Treść zadania A:
Jaki styl reprezentuje dziś Gemmei według tekstu o gotach i emo?
Treść zadania B:
Zaktualizuj w tekście o gotach i emo odcinek od słów „Rodzice Memorii przeżyli” aż po „życie - pisze.”: zamień „dziewczyna” na „nastolatka” i przepisz cały ten odcinek.
Treść zadania C:
Kontynuuj tekst o gotach i emo, zaczynając zaraz po jego ostatnim zdaniu.

Podany fragment:
☆ ☆ ☆
Rodzice Memorii przeżyli wcześniej dorastanie dwojga „subkulturowych” dzieci, więc nie ciosają jej kołków na głowie. A dziewczyna jako gotka kwitnie. - Niektóre gotyckie stylizacje zapierają dech w piersiach. Oprócz tego jest jeszcze specyficzna więź między ludźmi. To potrafi upiększyć życie - pisze.

Gemmei z kolei wyznaje, że „od zawsze ciągnęło ją do mroczniejszych rzeczy”. Dziś jest przedstawicielką stylu gothic lolita. Podobają jej się stylizowane na epokowe falbaniaste spódnice, turniury, krynoliny, bonnethy (małe kapelusiki zawiązywane pod szyją), woale, wachlarze, etc. - Otoczenie? W moim mieście goci przyjmowani są bardzo dobrze. Nie spotkałam się z obelgami czy choćby niemiłymi spojrzeniami - zapewnia.

Anjalajna, która jest gotką od niedawna, spodziewała się krytyki. A tu... - Kilka dni temu mieliśmy wielkie rodzinne spotkanie. Ku mojemu zdziwieniu wszyscy spokojnie przyjęli wiadomość o moim wkroczeniu w gotycką subkulturę - pisze. - Dlaczego gotyk? Bo jakby czas się w nim zatrzymał się na okresie, kiedy na świecie nie byle tyle chłamu.

Emo potrafi się śmiać

Jak wynika z wyznań nastolatków, najgorzej odbierani są emo. To subkultura, której przypięto łatkę depresyjno-samobójczej, łącząc z samookaleczaniem. Takie upraszczanie boli.

- Nienawidzę, gdy ktoś mówi, że emo się tnie. Emo to zwykły człowiek. Kocham się śmiać i wygłupiać, mam wielu znajomych - pisze nastolatka o nicku Infernal.
☆ ☆ ☆
Zawartość zbioru danych:
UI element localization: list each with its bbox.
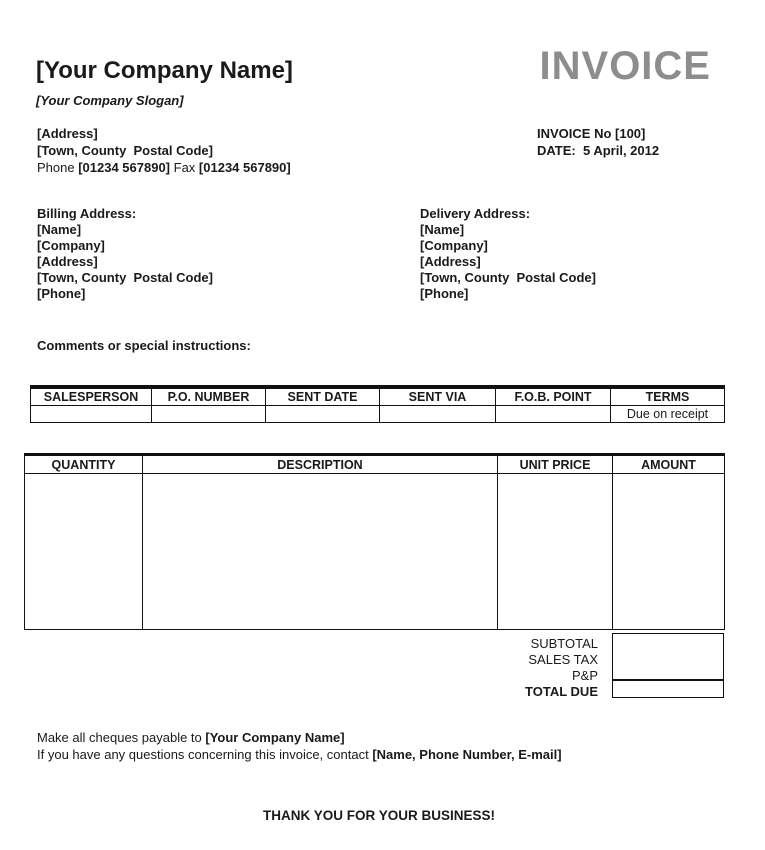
☆ ☆ ☆
Odpowiedź końcowa A:
Gemmei reprezentuje styl gothic lolita.

Odpowiedź końcowa B:
Rodzice Memorii przeżyli wcześniej dorastanie dwojga „subkulturowych” dzieci, więc nie ciosają jej kołków na głowie. A nastolatka jako gotka kwitnie. - Niektóre gotyckie stylizacje zapierają dech w piersiach. Oprócz tego jest jeszcze specyficzna więź między ludźmi. To potrafi upiększyć życie - pisze.

Odpowiedź końcowa C:
Emo (od angielskiego słowa emotional, co ma oznaczać wrażliwość, emocjonalność) wyrosło na gruncie sprzeciwu wobec agresywnej kultury raperów (lata 80. i 90. zeszłego stulecia). Pierwsza fala sięgała do muzyki hardocorowej, punka, poppunka i postawy straight edge (żadnego alkoholu, narkotyków, papierosów, przypadkowych kontaktów seksualnych). Druga fala emo pojawiła się całkiem niedawno. Nowa scena emo niewiele ma wspólnego z latami 80., ale pozostał styl: emocjonalny, czasem melodramatyczny w przekazie.

Dziś moda emo to specjalnie wycieniowane włosy, często z asymetryczną grzywką na boku. Czerń i róż, choć nie tylko. Raczej grzecznie, schludnie, czysto, przy ciele. Oczy (i dziewcząt, i chłopców) - są silnie podkreślone czarną kredką. To styl scene, w którym zakochują się dziś kolejne nastolatki. A miłość tę skutecznie rozbudzają niektóre marki odzieżowe.

Emo jest wrażliwe, emocjonalne, czasem smutne. Muzyka i poezja emo zawiera wiele odniesień do nieodwzajemnionej miłości i problemów emocjonalnych w związkach. Jednym słowem - to, co co drugiego nastolatka boli najbardziej. Bycie emo nie jest jednak jednoznaczne z okaleczaniem się. To złośliwa opinia, rozpowszechniana przez antyemo.

Emo to stan naszej duszy

- To zaczęło się kilka lat temu. Miałam niecałe 11 lat. Po śmierci bardzo bliskiej mi osoby potrzebowałam ogromnego wsparcia, którego nie dostałam z otoczenia - opowiada Mortales. - Przeglądając Internet natknęłam się na opis subkultury emo. Zaintrygowała mnie więź miedzy, powiedzmy szczerze, obcymi ludźmi. Byłam wtedy bardzo samotna, a oni pomogli mi odzyskać równowagę psychiczną.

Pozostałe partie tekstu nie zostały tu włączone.